• What you have to do: The records that follow need to be output exactly as they are.
─── Excerpted data ───
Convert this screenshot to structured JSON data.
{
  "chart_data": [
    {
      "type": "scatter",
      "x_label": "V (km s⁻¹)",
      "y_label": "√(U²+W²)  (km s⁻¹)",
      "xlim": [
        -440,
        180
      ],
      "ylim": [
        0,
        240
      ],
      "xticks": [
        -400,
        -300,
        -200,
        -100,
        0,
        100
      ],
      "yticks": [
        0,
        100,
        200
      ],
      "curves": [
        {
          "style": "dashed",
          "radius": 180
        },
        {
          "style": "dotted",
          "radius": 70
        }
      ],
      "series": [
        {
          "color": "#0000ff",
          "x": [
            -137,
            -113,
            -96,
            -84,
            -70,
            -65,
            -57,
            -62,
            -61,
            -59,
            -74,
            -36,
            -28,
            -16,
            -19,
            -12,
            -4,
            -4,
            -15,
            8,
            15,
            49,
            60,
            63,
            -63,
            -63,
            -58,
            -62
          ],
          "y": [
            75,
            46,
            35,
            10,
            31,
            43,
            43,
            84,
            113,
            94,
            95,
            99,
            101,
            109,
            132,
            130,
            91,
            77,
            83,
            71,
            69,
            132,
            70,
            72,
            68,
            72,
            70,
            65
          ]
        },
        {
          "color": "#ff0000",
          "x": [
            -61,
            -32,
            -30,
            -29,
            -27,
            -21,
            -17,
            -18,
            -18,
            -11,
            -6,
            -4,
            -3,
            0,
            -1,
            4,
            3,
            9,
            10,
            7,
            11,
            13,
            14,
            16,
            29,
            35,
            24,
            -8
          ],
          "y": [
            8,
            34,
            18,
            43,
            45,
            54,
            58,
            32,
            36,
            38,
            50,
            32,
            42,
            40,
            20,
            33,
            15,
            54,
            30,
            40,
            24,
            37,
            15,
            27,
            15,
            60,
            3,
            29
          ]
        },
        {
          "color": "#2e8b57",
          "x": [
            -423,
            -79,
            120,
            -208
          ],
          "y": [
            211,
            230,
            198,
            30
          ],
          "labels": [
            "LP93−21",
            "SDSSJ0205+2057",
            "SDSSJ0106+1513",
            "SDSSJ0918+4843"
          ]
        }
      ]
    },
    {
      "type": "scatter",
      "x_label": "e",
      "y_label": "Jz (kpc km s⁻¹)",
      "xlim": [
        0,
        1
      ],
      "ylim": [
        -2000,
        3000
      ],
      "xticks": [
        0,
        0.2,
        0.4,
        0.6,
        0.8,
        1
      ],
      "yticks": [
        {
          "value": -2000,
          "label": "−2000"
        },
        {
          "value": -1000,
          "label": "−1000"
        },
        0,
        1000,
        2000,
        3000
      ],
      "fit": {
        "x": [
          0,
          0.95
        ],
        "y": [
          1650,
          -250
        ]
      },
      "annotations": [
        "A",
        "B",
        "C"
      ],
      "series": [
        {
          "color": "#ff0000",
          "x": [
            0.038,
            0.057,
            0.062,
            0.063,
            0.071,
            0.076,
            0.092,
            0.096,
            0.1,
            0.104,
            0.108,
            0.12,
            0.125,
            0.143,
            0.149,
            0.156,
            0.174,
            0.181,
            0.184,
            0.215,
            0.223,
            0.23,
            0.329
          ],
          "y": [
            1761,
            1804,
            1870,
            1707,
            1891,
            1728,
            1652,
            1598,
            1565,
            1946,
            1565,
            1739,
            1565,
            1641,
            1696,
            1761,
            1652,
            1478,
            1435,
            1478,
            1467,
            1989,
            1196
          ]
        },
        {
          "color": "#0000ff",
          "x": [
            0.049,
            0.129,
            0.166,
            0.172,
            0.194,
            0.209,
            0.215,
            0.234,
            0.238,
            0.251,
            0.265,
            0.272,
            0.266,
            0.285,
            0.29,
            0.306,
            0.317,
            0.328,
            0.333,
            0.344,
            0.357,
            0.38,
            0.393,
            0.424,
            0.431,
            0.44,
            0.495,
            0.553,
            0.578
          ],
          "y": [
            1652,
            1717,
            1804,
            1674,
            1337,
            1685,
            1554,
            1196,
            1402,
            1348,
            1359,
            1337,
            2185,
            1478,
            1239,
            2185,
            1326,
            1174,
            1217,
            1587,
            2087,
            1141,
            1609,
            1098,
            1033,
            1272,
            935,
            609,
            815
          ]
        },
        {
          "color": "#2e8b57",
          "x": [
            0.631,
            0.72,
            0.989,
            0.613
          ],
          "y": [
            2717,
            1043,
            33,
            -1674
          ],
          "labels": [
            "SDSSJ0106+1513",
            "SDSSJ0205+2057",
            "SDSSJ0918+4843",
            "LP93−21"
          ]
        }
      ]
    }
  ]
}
───
• The response:
Convert this screenshot to structured JSON data.
{
  "chart_data": [
    {
      "type": "scatter",
      "x_label": "V (km s⁻¹)",
      "y_label": "√(U²+W²)  (km s⁻¹)",
      "xlim": [
        -440,
        180
      ],
      "ylim": [
        0,
        240
      ],
      "xticks": [
        -400,
        -300,
        -200,
        -100,
        0,
        100
      ],
      "yticks": [
        0,
        100,
        200
      ],
      "curves": [
        {
          "style": "dashed",
          "radius": 180
        },
        {
          "style": "dotted",
          "radius": 70
        }
      ],
      "series": [
        {
          "color": "#0000ff",
          "x": [
            -137,
            -113,
            -96,
            -84,
            -70,
            -65,
            -57,
            -62,
            -61,
            -59,
            -74,
            -36,
            -28,
            -16,
            -19,
            -12,
            -4,
            -4,
            -15,
            8,
            15,
            49,
            60,
            63,
            -63,
            -63,
            -58,
            -62
          ],
          "y": [
            75,
            46,
            35,
            10,
            31,
            43,
            43,
            84,
            113,
            94,
            95,
            99,
            101,
            109,
            132,
            130,
            91,
            77,
            83,
            71,
            69,
            132,
            70,
            72,
            68,
            72,
            70,
            65
          ]
        },
        {
          "color": "#ff0000",
          "x": [
            -61,
            -32,
            -30,
            -29,
            -27,
            -21,
            -17,
            -18,
            -18,
            -11,
            -6,
            -4,
            -3,
            0,
            -1,
            4,
            3,
            9,
            10,
            7,
            11,
            13,
            14,
            16,
            29,
            35,
            24,
            -8
          ],
          "y": [
            8,
            34,
            18,
            43,
            45,
            54,
            58,
            32,
            36,
            38,
            50,
            32,
            42,
            40,
            20,
            33,
            15,
            54,
            30,
            40,
            24,
            37,
            15,
            27,
            15,
            60,
            3,
            29
          ]
        },
        {
          "color": "#2e8b57",
          "x": [
            -423,
            -79,
            120,
            -208
          ],
          "y": [
            211,
            230,
            198,
            30
          ],
          "labels": [
            "LP93−21",
            "SDSSJ0205+2057",
            "SDSSJ0106+1513",
            "SDSSJ0918+4843"
          ]
        }
      ]
    },
    {
      "type": "scatter",
      "x_label": "e",
      "y_label": "Jz (kpc km s⁻¹)",
      "xlim": [
        0,
        1
      ],
      "ylim": [
        -2000,
        3000
      ],
      "xticks": [
        0,
        0.2,
        0.4,
        0.6,
        0.8,
        1
      ],
      "yticks": [
        {
          "value": -2000,
          "label": "−2000"
        },
        {
          "value": -1000,
          "label": "−1000"
        },
        0,
        1000,
        2000,
        3000
      ],
      "fit": {
        "x": [
          0,
          0.95
        ],
        "y": [
          1650,
          -250
        ]
      },
      "annotations": [
        "A",
        "B",
        "C"
      ],
      "series": [
        {
          "color": "#ff0000",
          "x": [
            0.038,
            0.057,
            0.062,
            0.063,
            0.071,
            0.076,
            0.092,
            0.096,
            0.1,
            0.104,
            0.108,
            0.12,
            0.125,
            0.143,
            0.149,
            0.156,
            0.174,
            0.181,
            0.184,
            0.215,
            0.223,
            0.23,
            0.329
          ],
          "y": [
            1761,
            1804,
            1870,
            1707,
            1891,
            1728,
            1652,
            1598,
            1565,
            1946,
            1565,
            1739,
            1565,
            1641,
            1696,
            1761,
            1652,
            1478,
            1435,
            1478,
            1467,
            1989,
            1196
          ]
        },
        {
          "color": "#0000ff",
          "x": [
            0.049,
            0.129,
            0.166,
            0.172,
            0.194,
            0.209,
            0.215,
            0.234,
            0.238,
            0.251,
            0.265,
            0.272,
            0.266,
            0.285,
            0.29,
            0.306,
            0.317,
            0.328,
            0.333,
            0.344,
            0.357,
            0.38,
            0.393,
            0.424,
            0.431,
            0.44,
            0.495,
            0.553,
            0.578
          ],
          "y": [
            1652,
            1717,
            1804,
            1674,
            1337,
            1685,
            1554,
            1196,
            1402,
            1348,
            1359,
            1337,
            2185,
            1478,
            1239,
            2185,
            1326,
            1174,
            1217,
            1587,
            2087,
            1141,
            1609,
            1098,
            1033,
            1272,
            935,
            609,
            815
          ]
        },
        {
          "color": "#2e8b57",
          "x": [
            0.631,
            0.72,
            0.989,
            0.613
          ],
          "y": [
            2717,
            1043,
            33,
            -1674
          ],
          "labels": [
            "SDSSJ0106+1513",
            "SDSSJ0205+2057",
            "SDSSJ0918+4843",
            "LP93−21"
          ]
        }
      ]
    }
  ]
}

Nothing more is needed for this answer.